Items
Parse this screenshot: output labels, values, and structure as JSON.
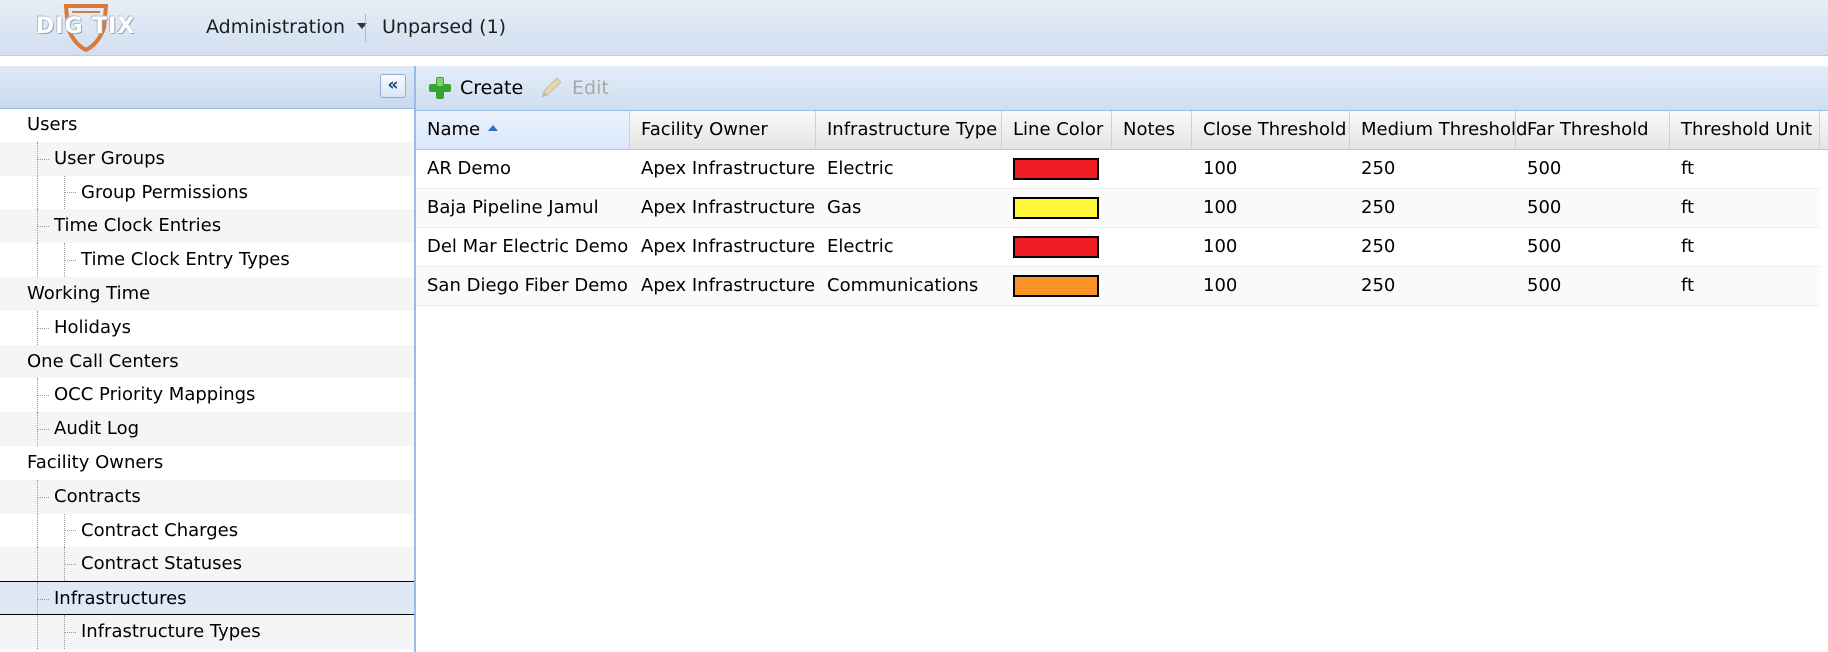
{
  "logo": {
    "text": "DIG TIX"
  },
  "header": {
    "admin_menu": "Administration",
    "unparsed": "Unparsed (1)"
  },
  "sidebar": {
    "collapse_label": "«",
    "items": [
      {
        "label": "Users",
        "level": 0
      },
      {
        "label": "User Groups",
        "level": 1
      },
      {
        "label": "Group Permissions",
        "level": 2
      },
      {
        "label": "Time Clock Entries",
        "level": 1
      },
      {
        "label": "Time Clock Entry Types",
        "level": 2
      },
      {
        "label": "Working Time",
        "level": 0
      },
      {
        "label": "Holidays",
        "level": 1
      },
      {
        "label": "One Call Centers",
        "level": 0
      },
      {
        "label": "OCC Priority Mappings",
        "level": 1
      },
      {
        "label": "Audit Log",
        "level": 1
      },
      {
        "label": "Facility Owners",
        "level": 0
      },
      {
        "label": "Contracts",
        "level": 1
      },
      {
        "label": "Contract Charges",
        "level": 2
      },
      {
        "label": "Contract Statuses",
        "level": 2
      },
      {
        "label": "Infrastructures",
        "level": 1,
        "selected": true
      },
      {
        "label": "Infrastructure Types",
        "level": 2
      }
    ]
  },
  "toolbar": {
    "create_label": "Create",
    "edit_label": "Edit",
    "edit_disabled": true
  },
  "grid": {
    "columns": [
      "Name",
      "Facility Owner",
      "Infrastructure Type",
      "Line Color",
      "Notes",
      "Close Threshold",
      "Medium Threshold",
      "Far Threshold",
      "Threshold Unit"
    ],
    "sorted_column": "Name",
    "sort_direction": "asc",
    "rows": [
      {
        "name": "AR Demo",
        "owner": "Apex Infrastructure",
        "type": "Electric",
        "color": "#f01e24",
        "notes": "",
        "close": "100",
        "medium": "250",
        "far": "500",
        "unit": "ft"
      },
      {
        "name": "Baja Pipeline Jamul",
        "owner": "Apex Infrastructure",
        "type": "Gas",
        "color": "#fff838",
        "notes": "",
        "close": "100",
        "medium": "250",
        "far": "500",
        "unit": "ft"
      },
      {
        "name": "Del Mar Electric Demo",
        "owner": "Apex Infrastructure",
        "type": "Electric",
        "color": "#f01e24",
        "notes": "",
        "close": "100",
        "medium": "250",
        "far": "500",
        "unit": "ft"
      },
      {
        "name": "San Diego Fiber Demo",
        "owner": "Apex Infrastructure",
        "type": "Communications",
        "color": "#fb9428",
        "notes": "",
        "close": "100",
        "medium": "250",
        "far": "500",
        "unit": "ft"
      }
    ]
  },
  "colors": {
    "accent": "#99bbe8",
    "create_green": "#3aa335",
    "logo_orange": "#d9793a"
  }
}
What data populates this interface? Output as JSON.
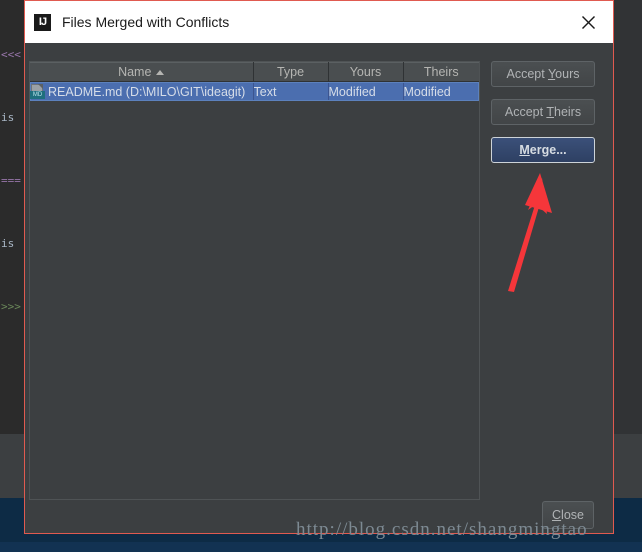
{
  "window": {
    "title": "Files Merged with Conflicts",
    "app_icon_label": "IJ",
    "close_icon_name": "close-icon"
  },
  "background": {
    "code_lines": [
      "<<<",
      "is",
      "===",
      "is",
      ">>>"
    ]
  },
  "table": {
    "columns": [
      {
        "label": "Name",
        "sorted": "asc"
      },
      {
        "label": "Type",
        "sorted": ""
      },
      {
        "label": "Yours",
        "sorted": ""
      },
      {
        "label": "Theirs",
        "sorted": ""
      }
    ],
    "rows": [
      {
        "icon": "markdown-file-icon",
        "icon_label": "MD",
        "name": "README.md (D:\\MILO\\GIT\\ideagit)",
        "type": "Text",
        "yours": "Modified",
        "theirs": "Modified",
        "selected": true
      }
    ]
  },
  "actions": {
    "accept_yours": {
      "prefix": "Accept ",
      "mnemonic": "Y",
      "suffix": "ours"
    },
    "accept_theirs": {
      "prefix": "Accept ",
      "mnemonic": "T",
      "suffix": "heirs"
    },
    "merge": {
      "prefix": "",
      "mnemonic": "M",
      "suffix": "erge..."
    },
    "close": {
      "prefix": "",
      "mnemonic": "C",
      "suffix": "lose"
    }
  },
  "annotation": {
    "arrow_color": "#f5363a",
    "points_to": "merge-button"
  },
  "watermark": {
    "text": "http://blog.csdn.net/shangmingtao"
  },
  "colors": {
    "dialog_background": "#3c3f41",
    "selection_blue": "#4b6eaf",
    "focus_button_blue": "#3b5079",
    "annotation_red": "#f5363a",
    "dialog_border_red": "#e05a50"
  }
}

Task goal
Return all the entries word for word, but omit any pictures they contain.

Problem solution
Parse this screenshot: output labels, values, and structure as JSON.
{
  "logo": {
    "text": "DIG TIX"
  },
  "header": {
    "admin_menu": "Administration",
    "unparsed": "Unparsed (1)"
  },
  "sidebar": {
    "collapse_label": "«",
    "items": [
      {
        "label": "Users",
        "level": 0
      },
      {
        "label": "User Groups",
        "level": 1
      },
      {
        "label": "Group Permissions",
        "level": 2
      },
      {
        "label": "Time Clock Entries",
        "level": 1
      },
      {
        "label": "Time Clock Entry Types",
        "level": 2
      },
      {
        "label": "Working Time",
        "level": 0
      },
      {
        "label": "Holidays",
        "level": 1
      },
      {
        "label": "One Call Centers",
        "level": 0
      },
      {
        "label": "OCC Priority Mappings",
        "level": 1
      },
      {
        "label": "Audit Log",
        "level": 1
      },
      {
        "label": "Facility Owners",
        "level": 0
      },
      {
        "label": "Contracts",
        "level": 1
      },
      {
        "label": "Contract Charges",
        "level": 2
      },
      {
        "label": "Contract Statuses",
        "level": 2
      },
      {
        "label": "Infrastructures",
        "level": 1,
        "selected": true
      },
      {
        "label": "Infrastructure Types",
        "level": 2
      }
    ]
  },
  "toolbar": {
    "create_label": "Create",
    "edit_label": "Edit",
    "edit_disabled": true
  },
  "grid": {
    "columns": [
      "Name",
      "Facility Owner",
      "Infrastructure Type",
      "Line Color",
      "Notes",
      "Close Threshold",
      "Medium Threshold",
      "Far Threshold",
      "Threshold Unit"
    ],
    "sorted_column": "Name",
    "sort_direction": "asc",
    "rows": [
      {
        "name": "AR Demo",
        "owner": "Apex Infrastructure",
        "type": "Electric",
        "color": "#f01e24",
        "notes": "",
        "close": "100",
        "medium": "250",
        "far": "500",
        "unit": "ft"
      },
      {
        "name": "Baja Pipeline Jamul",
        "owner": "Apex Infrastructure",
        "type": "Gas",
        "color": "#fff838",
        "notes": "",
        "close": "100",
        "medium": "250",
        "far": "500",
        "unit": "ft"
      },
      {
        "name": "Del Mar Electric Demo",
        "owner": "Apex Infrastructure",
        "type": "Electric",
        "color": "#f01e24",
        "notes": "",
        "close": "100",
        "medium": "250",
        "far": "500",
        "unit": "ft"
      },
      {
        "name": "San Diego Fiber Demo",
        "owner": "Apex Infrastructure",
        "type": "Communications",
        "color": "#fb9428",
        "notes": "",
        "close": "100",
        "medium": "250",
        "far": "500",
        "unit": "ft"
      }
    ]
  },
  "colors": {
    "accent": "#99bbe8",
    "create_green": "#3aa335",
    "logo_orange": "#d9793a"
  }
}
What data populates this interface? Output as JSON.
{
  "window": {
    "title": "Files Merged with Conflicts",
    "app_icon_label": "IJ",
    "close_icon_name": "close-icon"
  },
  "background": {
    "code_lines": [
      "<<<",
      "is",
      "===",
      "is",
      ">>>"
    ]
  },
  "table": {
    "columns": [
      {
        "label": "Name",
        "sorted": "asc"
      },
      {
        "label": "Type",
        "sorted": ""
      },
      {
        "label": "Yours",
        "sorted": ""
      },
      {
        "label": "Theirs",
        "sorted": ""
      }
    ],
    "rows": [
      {
        "icon": "markdown-file-icon",
        "icon_label": "MD",
        "name": "README.md (D:\\MILO\\GIT\\ideagit)",
        "type": "Text",
        "yours": "Modified",
        "theirs": "Modified",
        "selected": true
      }
    ]
  },
  "actions": {
    "accept_yours": {
      "prefix": "Accept ",
      "mnemonic": "Y",
      "suffix": "ours"
    },
    "accept_theirs": {
      "prefix": "Accept ",
      "mnemonic": "T",
      "suffix": "heirs"
    },
    "merge": {
      "prefix": "",
      "mnemonic": "M",
      "suffix": "erge..."
    },
    "close": {
      "prefix": "",
      "mnemonic": "C",
      "suffix": "lose"
    }
  },
  "annotation": {
    "arrow_color": "#f5363a",
    "points_to": "merge-button"
  },
  "watermark": {
    "text": "http://blog.csdn.net/shangmingtao"
  },
  "colors": {
    "dialog_background": "#3c3f41",
    "selection_blue": "#4b6eaf",
    "focus_button_blue": "#3b5079",
    "annotation_red": "#f5363a",
    "dialog_border_red": "#e05a50"
  }
}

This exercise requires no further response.